*Short problem*:
Carry none of the pictures over; set down the material below exactly.

==========

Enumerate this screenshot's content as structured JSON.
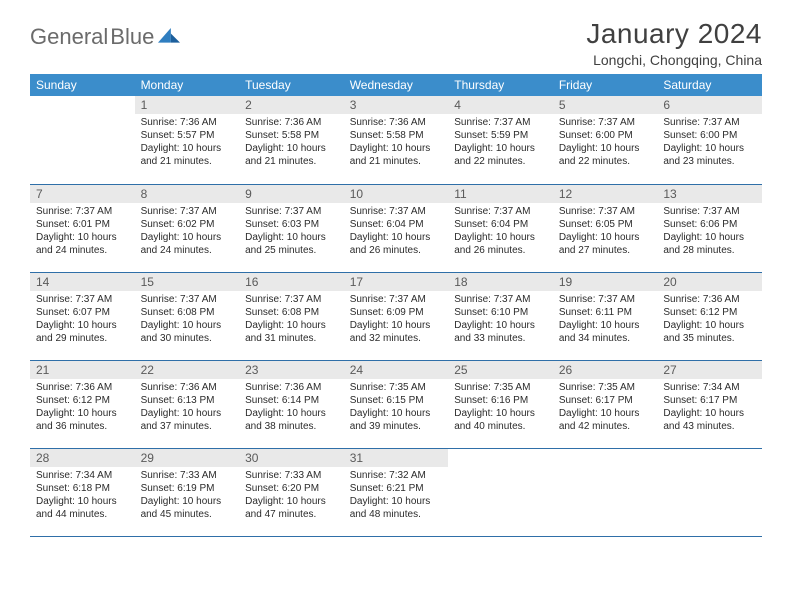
{
  "brand": {
    "word1": "General",
    "word2": "Blue"
  },
  "title": "January 2024",
  "location": "Longchi, Chongqing, China",
  "colors": {
    "header_bg": "#3b8dcb",
    "row_divider": "#2f6fa8",
    "daynum_bg": "#e9e9e9",
    "logo_gray": "#6b6b6b",
    "logo_blue": "#2f7ec0"
  },
  "weekdays": [
    "Sunday",
    "Monday",
    "Tuesday",
    "Wednesday",
    "Thursday",
    "Friday",
    "Saturday"
  ],
  "weeks": [
    [
      {
        "n": "",
        "sr": "",
        "ss": "",
        "dl": ""
      },
      {
        "n": "1",
        "sr": "7:36 AM",
        "ss": "5:57 PM",
        "dl": "10 hours and 21 minutes."
      },
      {
        "n": "2",
        "sr": "7:36 AM",
        "ss": "5:58 PM",
        "dl": "10 hours and 21 minutes."
      },
      {
        "n": "3",
        "sr": "7:36 AM",
        "ss": "5:58 PM",
        "dl": "10 hours and 21 minutes."
      },
      {
        "n": "4",
        "sr": "7:37 AM",
        "ss": "5:59 PM",
        "dl": "10 hours and 22 minutes."
      },
      {
        "n": "5",
        "sr": "7:37 AM",
        "ss": "6:00 PM",
        "dl": "10 hours and 22 minutes."
      },
      {
        "n": "6",
        "sr": "7:37 AM",
        "ss": "6:00 PM",
        "dl": "10 hours and 23 minutes."
      }
    ],
    [
      {
        "n": "7",
        "sr": "7:37 AM",
        "ss": "6:01 PM",
        "dl": "10 hours and 24 minutes."
      },
      {
        "n": "8",
        "sr": "7:37 AM",
        "ss": "6:02 PM",
        "dl": "10 hours and 24 minutes."
      },
      {
        "n": "9",
        "sr": "7:37 AM",
        "ss": "6:03 PM",
        "dl": "10 hours and 25 minutes."
      },
      {
        "n": "10",
        "sr": "7:37 AM",
        "ss": "6:04 PM",
        "dl": "10 hours and 26 minutes."
      },
      {
        "n": "11",
        "sr": "7:37 AM",
        "ss": "6:04 PM",
        "dl": "10 hours and 26 minutes."
      },
      {
        "n": "12",
        "sr": "7:37 AM",
        "ss": "6:05 PM",
        "dl": "10 hours and 27 minutes."
      },
      {
        "n": "13",
        "sr": "7:37 AM",
        "ss": "6:06 PM",
        "dl": "10 hours and 28 minutes."
      }
    ],
    [
      {
        "n": "14",
        "sr": "7:37 AM",
        "ss": "6:07 PM",
        "dl": "10 hours and 29 minutes."
      },
      {
        "n": "15",
        "sr": "7:37 AM",
        "ss": "6:08 PM",
        "dl": "10 hours and 30 minutes."
      },
      {
        "n": "16",
        "sr": "7:37 AM",
        "ss": "6:08 PM",
        "dl": "10 hours and 31 minutes."
      },
      {
        "n": "17",
        "sr": "7:37 AM",
        "ss": "6:09 PM",
        "dl": "10 hours and 32 minutes."
      },
      {
        "n": "18",
        "sr": "7:37 AM",
        "ss": "6:10 PM",
        "dl": "10 hours and 33 minutes."
      },
      {
        "n": "19",
        "sr": "7:37 AM",
        "ss": "6:11 PM",
        "dl": "10 hours and 34 minutes."
      },
      {
        "n": "20",
        "sr": "7:36 AM",
        "ss": "6:12 PM",
        "dl": "10 hours and 35 minutes."
      }
    ],
    [
      {
        "n": "21",
        "sr": "7:36 AM",
        "ss": "6:12 PM",
        "dl": "10 hours and 36 minutes."
      },
      {
        "n": "22",
        "sr": "7:36 AM",
        "ss": "6:13 PM",
        "dl": "10 hours and 37 minutes."
      },
      {
        "n": "23",
        "sr": "7:36 AM",
        "ss": "6:14 PM",
        "dl": "10 hours and 38 minutes."
      },
      {
        "n": "24",
        "sr": "7:35 AM",
        "ss": "6:15 PM",
        "dl": "10 hours and 39 minutes."
      },
      {
        "n": "25",
        "sr": "7:35 AM",
        "ss": "6:16 PM",
        "dl": "10 hours and 40 minutes."
      },
      {
        "n": "26",
        "sr": "7:35 AM",
        "ss": "6:17 PM",
        "dl": "10 hours and 42 minutes."
      },
      {
        "n": "27",
        "sr": "7:34 AM",
        "ss": "6:17 PM",
        "dl": "10 hours and 43 minutes."
      }
    ],
    [
      {
        "n": "28",
        "sr": "7:34 AM",
        "ss": "6:18 PM",
        "dl": "10 hours and 44 minutes."
      },
      {
        "n": "29",
        "sr": "7:33 AM",
        "ss": "6:19 PM",
        "dl": "10 hours and 45 minutes."
      },
      {
        "n": "30",
        "sr": "7:33 AM",
        "ss": "6:20 PM",
        "dl": "10 hours and 47 minutes."
      },
      {
        "n": "31",
        "sr": "7:32 AM",
        "ss": "6:21 PM",
        "dl": "10 hours and 48 minutes."
      },
      {
        "n": "",
        "sr": "",
        "ss": "",
        "dl": ""
      },
      {
        "n": "",
        "sr": "",
        "ss": "",
        "dl": ""
      },
      {
        "n": "",
        "sr": "",
        "ss": "",
        "dl": ""
      }
    ]
  ],
  "labels": {
    "sunrise": "Sunrise:",
    "sunset": "Sunset:",
    "daylight": "Daylight:"
  }
}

==========

*Result*:
Enumerate this screenshot's content as structured JSON.
{
  "brand": {
    "word1": "General",
    "word2": "Blue"
  },
  "title": "January 2024",
  "location": "Longchi, Chongqing, China",
  "colors": {
    "header_bg": "#3b8dcb",
    "row_divider": "#2f6fa8",
    "daynum_bg": "#e9e9e9",
    "logo_gray": "#6b6b6b",
    "logo_blue": "#2f7ec0"
  },
  "weekdays": [
    "Sunday",
    "Monday",
    "Tuesday",
    "Wednesday",
    "Thursday",
    "Friday",
    "Saturday"
  ],
  "weeks": [
    [
      {
        "n": "",
        "sr": "",
        "ss": "",
        "dl": ""
      },
      {
        "n": "1",
        "sr": "7:36 AM",
        "ss": "5:57 PM",
        "dl": "10 hours and 21 minutes."
      },
      {
        "n": "2",
        "sr": "7:36 AM",
        "ss": "5:58 PM",
        "dl": "10 hours and 21 minutes."
      },
      {
        "n": "3",
        "sr": "7:36 AM",
        "ss": "5:58 PM",
        "dl": "10 hours and 21 minutes."
      },
      {
        "n": "4",
        "sr": "7:37 AM",
        "ss": "5:59 PM",
        "dl": "10 hours and 22 minutes."
      },
      {
        "n": "5",
        "sr": "7:37 AM",
        "ss": "6:00 PM",
        "dl": "10 hours and 22 minutes."
      },
      {
        "n": "6",
        "sr": "7:37 AM",
        "ss": "6:00 PM",
        "dl": "10 hours and 23 minutes."
      }
    ],
    [
      {
        "n": "7",
        "sr": "7:37 AM",
        "ss": "6:01 PM",
        "dl": "10 hours and 24 minutes."
      },
      {
        "n": "8",
        "sr": "7:37 AM",
        "ss": "6:02 PM",
        "dl": "10 hours and 24 minutes."
      },
      {
        "n": "9",
        "sr": "7:37 AM",
        "ss": "6:03 PM",
        "dl": "10 hours and 25 minutes."
      },
      {
        "n": "10",
        "sr": "7:37 AM",
        "ss": "6:04 PM",
        "dl": "10 hours and 26 minutes."
      },
      {
        "n": "11",
        "sr": "7:37 AM",
        "ss": "6:04 PM",
        "dl": "10 hours and 26 minutes."
      },
      {
        "n": "12",
        "sr": "7:37 AM",
        "ss": "6:05 PM",
        "dl": "10 hours and 27 minutes."
      },
      {
        "n": "13",
        "sr": "7:37 AM",
        "ss": "6:06 PM",
        "dl": "10 hours and 28 minutes."
      }
    ],
    [
      {
        "n": "14",
        "sr": "7:37 AM",
        "ss": "6:07 PM",
        "dl": "10 hours and 29 minutes."
      },
      {
        "n": "15",
        "sr": "7:37 AM",
        "ss": "6:08 PM",
        "dl": "10 hours and 30 minutes."
      },
      {
        "n": "16",
        "sr": "7:37 AM",
        "ss": "6:08 PM",
        "dl": "10 hours and 31 minutes."
      },
      {
        "n": "17",
        "sr": "7:37 AM",
        "ss": "6:09 PM",
        "dl": "10 hours and 32 minutes."
      },
      {
        "n": "18",
        "sr": "7:37 AM",
        "ss": "6:10 PM",
        "dl": "10 hours and 33 minutes."
      },
      {
        "n": "19",
        "sr": "7:37 AM",
        "ss": "6:11 PM",
        "dl": "10 hours and 34 minutes."
      },
      {
        "n": "20",
        "sr": "7:36 AM",
        "ss": "6:12 PM",
        "dl": "10 hours and 35 minutes."
      }
    ],
    [
      {
        "n": "21",
        "sr": "7:36 AM",
        "ss": "6:12 PM",
        "dl": "10 hours and 36 minutes."
      },
      {
        "n": "22",
        "sr": "7:36 AM",
        "ss": "6:13 PM",
        "dl": "10 hours and 37 minutes."
      },
      {
        "n": "23",
        "sr": "7:36 AM",
        "ss": "6:14 PM",
        "dl": "10 hours and 38 minutes."
      },
      {
        "n": "24",
        "sr": "7:35 AM",
        "ss": "6:15 PM",
        "dl": "10 hours and 39 minutes."
      },
      {
        "n": "25",
        "sr": "7:35 AM",
        "ss": "6:16 PM",
        "dl": "10 hours and 40 minutes."
      },
      {
        "n": "26",
        "sr": "7:35 AM",
        "ss": "6:17 PM",
        "dl": "10 hours and 42 minutes."
      },
      {
        "n": "27",
        "sr": "7:34 AM",
        "ss": "6:17 PM",
        "dl": "10 hours and 43 minutes."
      }
    ],
    [
      {
        "n": "28",
        "sr": "7:34 AM",
        "ss": "6:18 PM",
        "dl": "10 hours and 44 minutes."
      },
      {
        "n": "29",
        "sr": "7:33 AM",
        "ss": "6:19 PM",
        "dl": "10 hours and 45 minutes."
      },
      {
        "n": "30",
        "sr": "7:33 AM",
        "ss": "6:20 PM",
        "dl": "10 hours and 47 minutes."
      },
      {
        "n": "31",
        "sr": "7:32 AM",
        "ss": "6:21 PM",
        "dl": "10 hours and 48 minutes."
      },
      {
        "n": "",
        "sr": "",
        "ss": "",
        "dl": ""
      },
      {
        "n": "",
        "sr": "",
        "ss": "",
        "dl": ""
      },
      {
        "n": "",
        "sr": "",
        "ss": "",
        "dl": ""
      }
    ]
  ],
  "labels": {
    "sunrise": "Sunrise:",
    "sunset": "Sunset:",
    "daylight": "Daylight:"
  }
}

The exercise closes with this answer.